Data excerpts
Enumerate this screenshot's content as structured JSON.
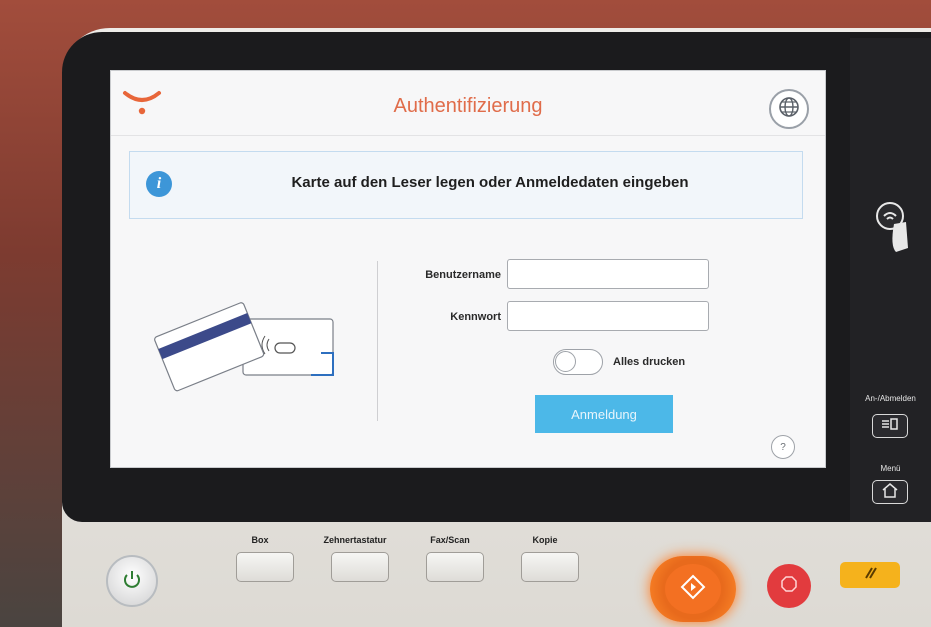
{
  "screen": {
    "title": "Authentifizierung",
    "info_message": "Karte auf den Leser legen oder Anmeldedaten eingeben",
    "username": {
      "label": "Benutzername",
      "value": "",
      "placeholder": ""
    },
    "password": {
      "label": "Kennwort",
      "value": "",
      "placeholder": ""
    },
    "print_all": {
      "label": "Alles drucken",
      "on": false
    },
    "login_button": "Anmeldung",
    "help_label": "?",
    "info_icon": "i"
  },
  "hardware": {
    "side_keys": [
      {
        "label": "An-/Abmelden",
        "icon": "login-logout-icon"
      },
      {
        "label": "Menü",
        "icon": "home-icon"
      }
    ],
    "bottom_keys": [
      "Box",
      "Zehnertastatur",
      "Fax/Scan",
      "Kopie"
    ]
  },
  "colors": {
    "title": "#e06c4a",
    "login_button": "#4cb8e8",
    "info_icon": "#3d96d8",
    "start": "#f37022",
    "stop": "#e23b3e",
    "reset": "#f5b21c"
  }
}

- **TASK INSTRUCTIONS**
Make an exact copy of every record, pictures excluded.

- **WRITTEN SOLUTION**
Enumerate this screenshot's content as structured JSON.
{
  "screen": {
    "title": "Authentifizierung",
    "info_message": "Karte auf den Leser legen oder Anmeldedaten eingeben",
    "username": {
      "label": "Benutzername",
      "value": "",
      "placeholder": ""
    },
    "password": {
      "label": "Kennwort",
      "value": "",
      "placeholder": ""
    },
    "print_all": {
      "label": "Alles drucken",
      "on": false
    },
    "login_button": "Anmeldung",
    "help_label": "?",
    "info_icon": "i"
  },
  "hardware": {
    "side_keys": [
      {
        "label": "An-/Abmelden",
        "icon": "login-logout-icon"
      },
      {
        "label": "Menü",
        "icon": "home-icon"
      }
    ],
    "bottom_keys": [
      "Box",
      "Zehnertastatur",
      "Fax/Scan",
      "Kopie"
    ]
  },
  "colors": {
    "title": "#e06c4a",
    "login_button": "#4cb8e8",
    "info_icon": "#3d96d8",
    "start": "#f37022",
    "stop": "#e23b3e",
    "reset": "#f5b21c"
  }
}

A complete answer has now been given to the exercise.